**TASK:** What is the number of lines in the entries that include the word "date"? Respond with the number only.

Saved data entries:
* Start *
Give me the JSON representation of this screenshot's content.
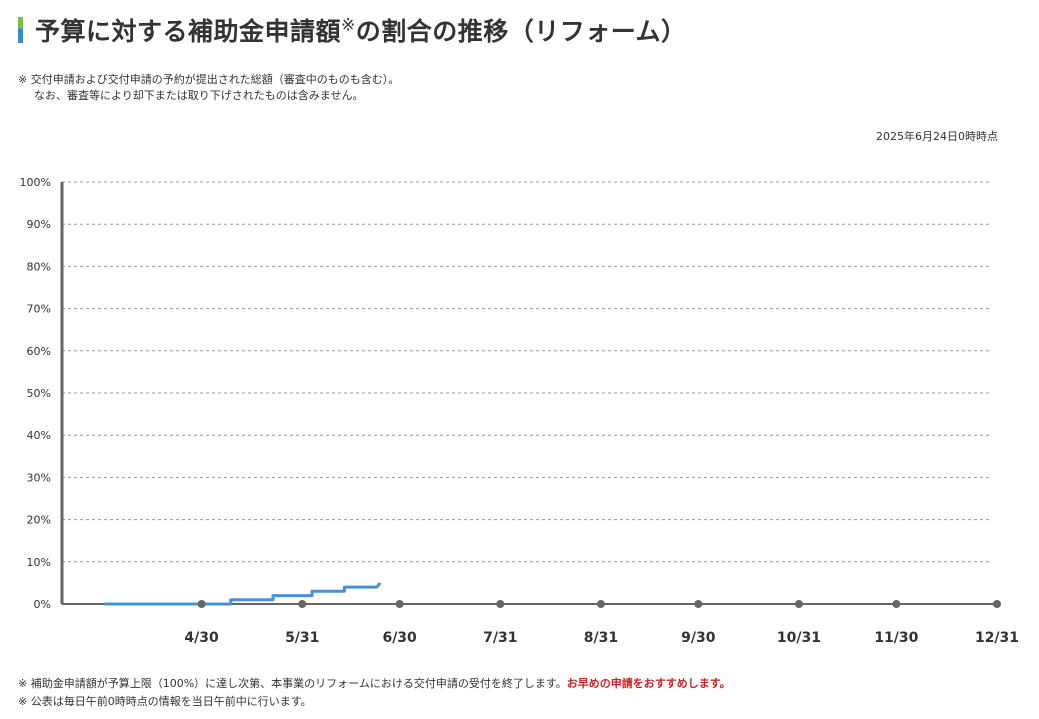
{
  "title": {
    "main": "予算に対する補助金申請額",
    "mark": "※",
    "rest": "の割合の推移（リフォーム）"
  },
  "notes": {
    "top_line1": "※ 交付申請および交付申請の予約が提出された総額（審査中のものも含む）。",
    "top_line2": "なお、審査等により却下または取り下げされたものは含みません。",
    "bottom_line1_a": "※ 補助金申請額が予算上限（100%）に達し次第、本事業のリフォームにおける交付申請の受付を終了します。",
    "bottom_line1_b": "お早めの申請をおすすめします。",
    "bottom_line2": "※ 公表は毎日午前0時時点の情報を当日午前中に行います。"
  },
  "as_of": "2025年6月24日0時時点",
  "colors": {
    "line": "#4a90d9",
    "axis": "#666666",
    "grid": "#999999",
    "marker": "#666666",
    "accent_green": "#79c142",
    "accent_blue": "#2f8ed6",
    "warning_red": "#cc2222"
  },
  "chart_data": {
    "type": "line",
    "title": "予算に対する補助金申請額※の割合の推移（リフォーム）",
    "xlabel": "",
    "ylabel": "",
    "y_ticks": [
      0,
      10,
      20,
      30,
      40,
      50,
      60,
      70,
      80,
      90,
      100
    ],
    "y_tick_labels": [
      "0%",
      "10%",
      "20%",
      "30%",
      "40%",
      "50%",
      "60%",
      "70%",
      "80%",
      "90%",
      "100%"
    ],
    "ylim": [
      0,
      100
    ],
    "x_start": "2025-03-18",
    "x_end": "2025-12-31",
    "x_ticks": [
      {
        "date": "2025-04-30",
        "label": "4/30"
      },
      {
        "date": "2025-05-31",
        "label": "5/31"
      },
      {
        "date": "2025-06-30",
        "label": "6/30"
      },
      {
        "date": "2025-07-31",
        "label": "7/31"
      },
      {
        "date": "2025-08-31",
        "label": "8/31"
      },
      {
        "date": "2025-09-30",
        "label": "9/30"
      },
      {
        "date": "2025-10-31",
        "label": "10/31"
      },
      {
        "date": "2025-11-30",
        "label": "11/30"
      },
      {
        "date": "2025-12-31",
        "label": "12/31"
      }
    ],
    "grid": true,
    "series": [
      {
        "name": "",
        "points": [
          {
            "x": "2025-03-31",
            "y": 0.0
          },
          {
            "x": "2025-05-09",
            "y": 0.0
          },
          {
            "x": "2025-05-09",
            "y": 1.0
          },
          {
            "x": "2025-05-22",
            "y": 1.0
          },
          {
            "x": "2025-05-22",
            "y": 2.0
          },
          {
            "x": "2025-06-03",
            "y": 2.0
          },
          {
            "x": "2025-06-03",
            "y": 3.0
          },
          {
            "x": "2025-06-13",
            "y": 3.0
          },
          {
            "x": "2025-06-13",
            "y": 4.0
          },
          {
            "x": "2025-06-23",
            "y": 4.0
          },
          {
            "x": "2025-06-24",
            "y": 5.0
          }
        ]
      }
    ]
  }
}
* End *
**SOLUTION TO THE PROBLEM:** 9